=== Data supplied ===
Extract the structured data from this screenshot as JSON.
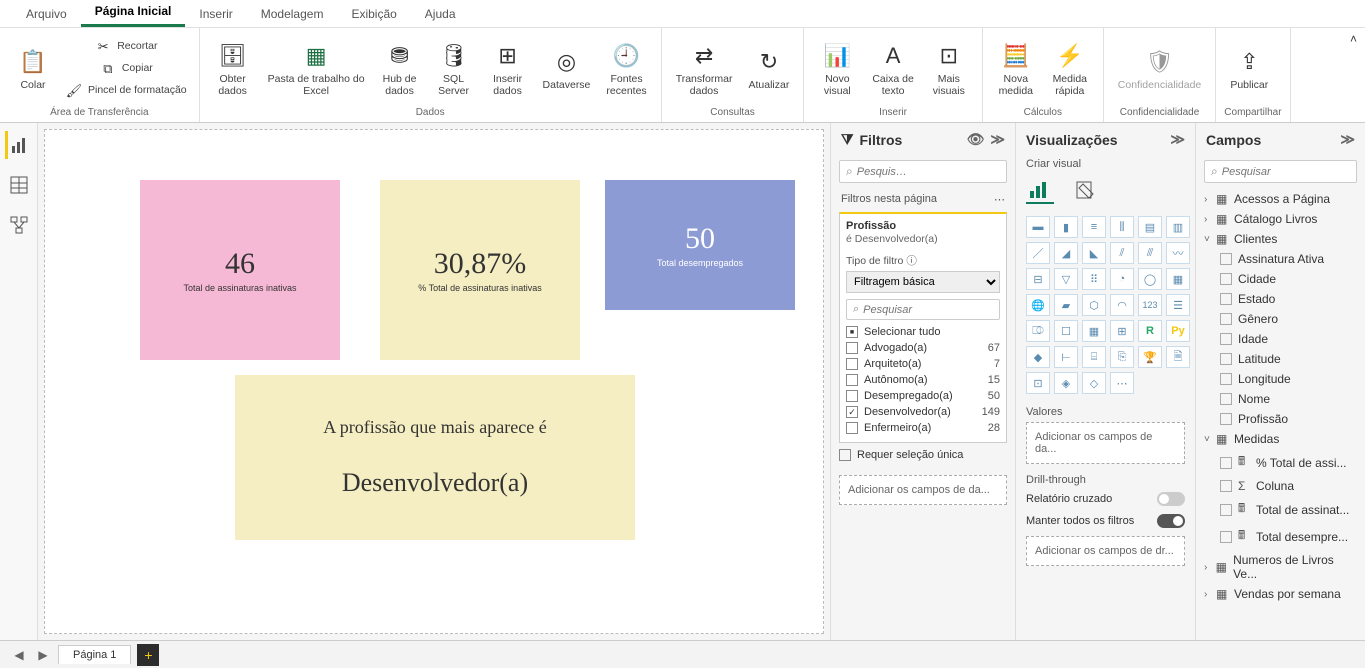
{
  "menu": {
    "tabs": [
      "Arquivo",
      "Página Inicial",
      "Inserir",
      "Modelagem",
      "Exibição",
      "Ajuda"
    ],
    "active": 1
  },
  "ribbon": {
    "clipboard": {
      "paste": "Colar",
      "cut": "Recortar",
      "copy": "Copiar",
      "format": "Pincel de formatação",
      "group": "Área de Transferência"
    },
    "data": {
      "get": "Obter\ndados",
      "excel": "Pasta de trabalho do\nExcel",
      "hub": "Hub de\ndados",
      "sql": "SQL\nServer",
      "insert": "Inserir\ndados",
      "dataverse": "Dataverse",
      "recent": "Fontes\nrecentes",
      "group": "Dados"
    },
    "queries": {
      "transform": "Transformar\ndados",
      "refresh": "Atualizar",
      "group": "Consultas"
    },
    "insert": {
      "visual": "Novo\nvisual",
      "textbox": "Caixa de\ntexto",
      "more": "Mais\nvisuais",
      "group": "Inserir"
    },
    "calc": {
      "measure": "Nova\nmedida",
      "quick": "Medida\nrápida",
      "group": "Cálculos"
    },
    "sens": {
      "label": "Confidencialidade",
      "group": "Confidencialidade"
    },
    "share": {
      "publish": "Publicar",
      "group": "Compartilhar"
    }
  },
  "cards": {
    "c1": {
      "value": "46",
      "label": "Total de assinaturas inativas"
    },
    "c2": {
      "value": "30,87%",
      "label": "% Total de assinaturas inativas"
    },
    "c3": {
      "value": "50",
      "label": "Total desempregados"
    },
    "c4": {
      "title": "A profissão que mais aparece é",
      "answer": "Desenvolvedor(a)"
    }
  },
  "filters": {
    "title": "Filtros",
    "search": "Pesquis…",
    "section": "Filtros nesta página",
    "card": {
      "title": "Profissão",
      "sub": "é Desenvolvedor(a)",
      "typeLabel": "Tipo de filtro",
      "typeValue": "Filtragem básica",
      "search": "Pesquisar",
      "selectAll": "Selecionar tudo",
      "opts": [
        {
          "name": "Advogado(a)",
          "count": 67,
          "checked": false
        },
        {
          "name": "Arquiteto(a)",
          "count": 7,
          "checked": false
        },
        {
          "name": "Autônomo(a)",
          "count": 15,
          "checked": false
        },
        {
          "name": "Desempregado(a)",
          "count": 50,
          "checked": false
        },
        {
          "name": "Desenvolvedor(a)",
          "count": 149,
          "checked": true
        },
        {
          "name": "Enfermeiro(a)",
          "count": 28,
          "checked": false
        }
      ],
      "reqSingle": "Requer seleção única"
    },
    "addFields": "Adicionar os campos de da..."
  },
  "viz": {
    "title": "Visualizações",
    "sub": "Criar visual",
    "values": "Valores",
    "addFields": "Adicionar os campos de da...",
    "drill": "Drill-through",
    "cross": "Relatório cruzado",
    "keep": "Manter todos os filtros",
    "addDrill": "Adicionar os campos de dr..."
  },
  "fields": {
    "title": "Campos",
    "search": "Pesquisar",
    "tables": [
      {
        "name": "Acessos a Página",
        "expanded": false
      },
      {
        "name": "Cátalogo Livros",
        "expanded": false
      },
      {
        "name": "Clientes",
        "expanded": true,
        "children": [
          "Assinatura Ativa",
          "Cidade",
          "Estado",
          "Gênero",
          "Idade",
          "Latitude",
          "Longitude",
          "Nome",
          "Profissão"
        ]
      },
      {
        "name": "Medidas",
        "expanded": true,
        "children": [
          "% Total de assi...",
          "Coluna",
          "Total de assinat...",
          "Total desempre..."
        ],
        "icons": [
          "calc",
          "sigma",
          "calc",
          "calc"
        ]
      },
      {
        "name": "Numeros de Livros Ve...",
        "expanded": false
      },
      {
        "name": "Vendas por semana",
        "expanded": false
      }
    ]
  },
  "page": {
    "name": "Página 1"
  }
}
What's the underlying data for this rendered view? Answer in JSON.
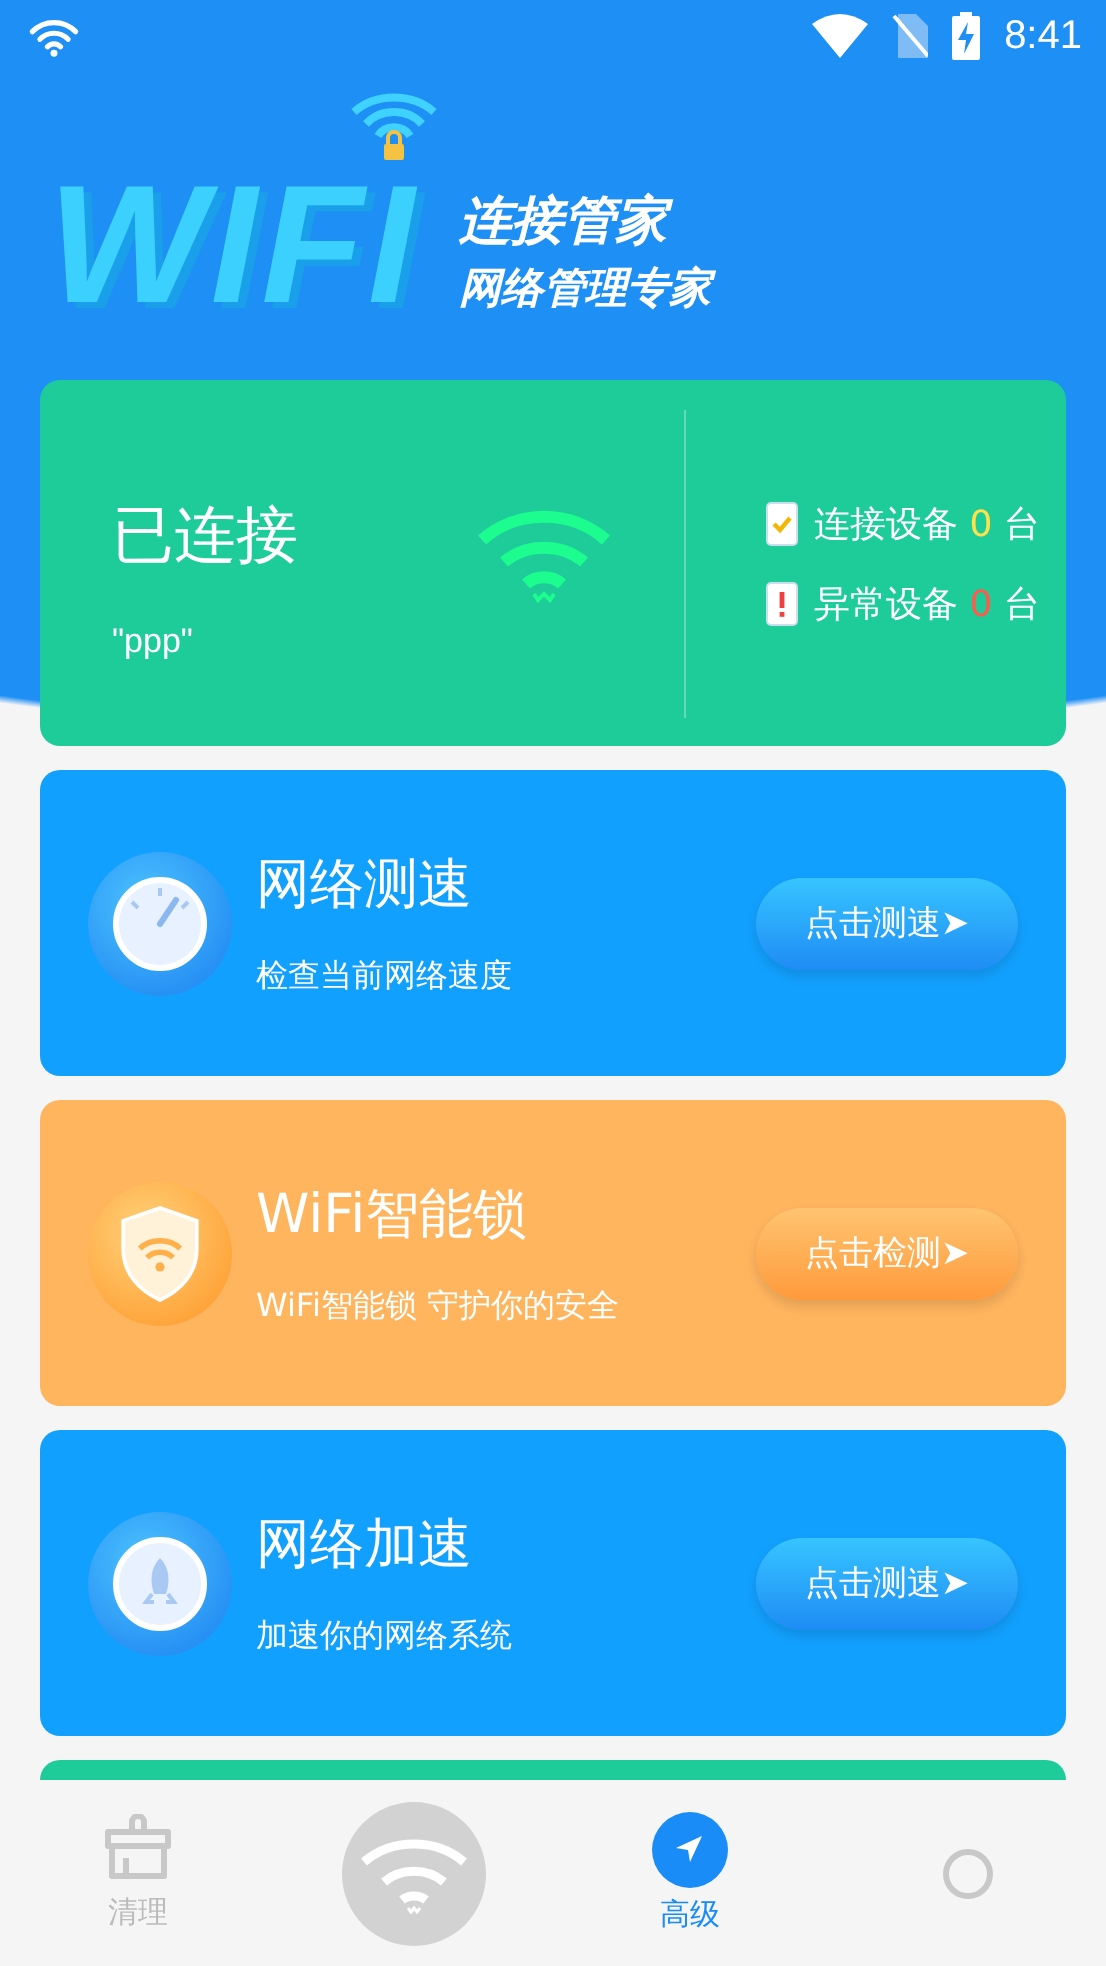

=== To do ===
Reproduce the full listing above verbatim, with no pictures included.

=== Worked solution ===
Extract the structured data from this screenshot as JSON.
{
  "menu": {
    "tabs": [
      "Arquivo",
      "Página Inicial",
      "Inserir",
      "Modelagem",
      "Exibição",
      "Ajuda"
    ],
    "active": 1
  },
  "ribbon": {
    "clipboard": {
      "paste": "Colar",
      "cut": "Recortar",
      "copy": "Copiar",
      "format": "Pincel de formatação",
      "group": "Área de Transferência"
    },
    "data": {
      "get": "Obter\ndados",
      "excel": "Pasta de trabalho do\nExcel",
      "hub": "Hub de\ndados",
      "sql": "SQL\nServer",
      "insert": "Inserir\ndados",
      "dataverse": "Dataverse",
      "recent": "Fontes\nrecentes",
      "group": "Dados"
    },
    "queries": {
      "transform": "Transformar\ndados",
      "refresh": "Atualizar",
      "group": "Consultas"
    },
    "insert": {
      "visual": "Novo\nvisual",
      "textbox": "Caixa de\ntexto",
      "more": "Mais\nvisuais",
      "group": "Inserir"
    },
    "calc": {
      "measure": "Nova\nmedida",
      "quick": "Medida\nrápida",
      "group": "Cálculos"
    },
    "sens": {
      "label": "Confidencialidade",
      "group": "Confidencialidade"
    },
    "share": {
      "publish": "Publicar",
      "group": "Compartilhar"
    }
  },
  "cards": {
    "c1": {
      "value": "46",
      "label": "Total de assinaturas inativas"
    },
    "c2": {
      "value": "30,87%",
      "label": "% Total de assinaturas inativas"
    },
    "c3": {
      "value": "50",
      "label": "Total desempregados"
    },
    "c4": {
      "title": "A profissão que mais aparece é",
      "answer": "Desenvolvedor(a)"
    }
  },
  "filters": {
    "title": "Filtros",
    "search": "Pesquis…",
    "section": "Filtros nesta página",
    "card": {
      "title": "Profissão",
      "sub": "é Desenvolvedor(a)",
      "typeLabel": "Tipo de filtro",
      "typeValue": "Filtragem básica",
      "search": "Pesquisar",
      "selectAll": "Selecionar tudo",
      "opts": [
        {
          "name": "Advogado(a)",
          "count": 67,
          "checked": false
        },
        {
          "name": "Arquiteto(a)",
          "count": 7,
          "checked": false
        },
        {
          "name": "Autônomo(a)",
          "count": 15,
          "checked": false
        },
        {
          "name": "Desempregado(a)",
          "count": 50,
          "checked": false
        },
        {
          "name": "Desenvolvedor(a)",
          "count": 149,
          "checked": true
        },
        {
          "name": "Enfermeiro(a)",
          "count": 28,
          "checked": false
        }
      ],
      "reqSingle": "Requer seleção única"
    },
    "addFields": "Adicionar os campos de da..."
  },
  "viz": {
    "title": "Visualizações",
    "sub": "Criar visual",
    "values": "Valores",
    "addFields": "Adicionar os campos de da...",
    "drill": "Drill-through",
    "cross": "Relatório cruzado",
    "keep": "Manter todos os filtros",
    "addDrill": "Adicionar os campos de dr..."
  },
  "fields": {
    "title": "Campos",
    "search": "Pesquisar",
    "tables": [
      {
        "name": "Acessos a Página",
        "expanded": false
      },
      {
        "name": "Cátalogo Livros",
        "expanded": false
      },
      {
        "name": "Clientes",
        "expanded": true,
        "children": [
          "Assinatura Ativa",
          "Cidade",
          "Estado",
          "Gênero",
          "Idade",
          "Latitude",
          "Longitude",
          "Nome",
          "Profissão"
        ]
      },
      {
        "name": "Medidas",
        "expanded": true,
        "children": [
          "% Total de assi...",
          "Coluna",
          "Total de assinat...",
          "Total desempre..."
        ],
        "icons": [
          "calc",
          "sigma",
          "calc",
          "calc"
        ]
      },
      {
        "name": "Numeros de Livros Ve...",
        "expanded": false
      },
      {
        "name": "Vendas por semana",
        "expanded": false
      }
    ]
  },
  "page": {
    "name": "Página 1"
  }
}
What's the underlying data for this rendered view? Answer in JSON.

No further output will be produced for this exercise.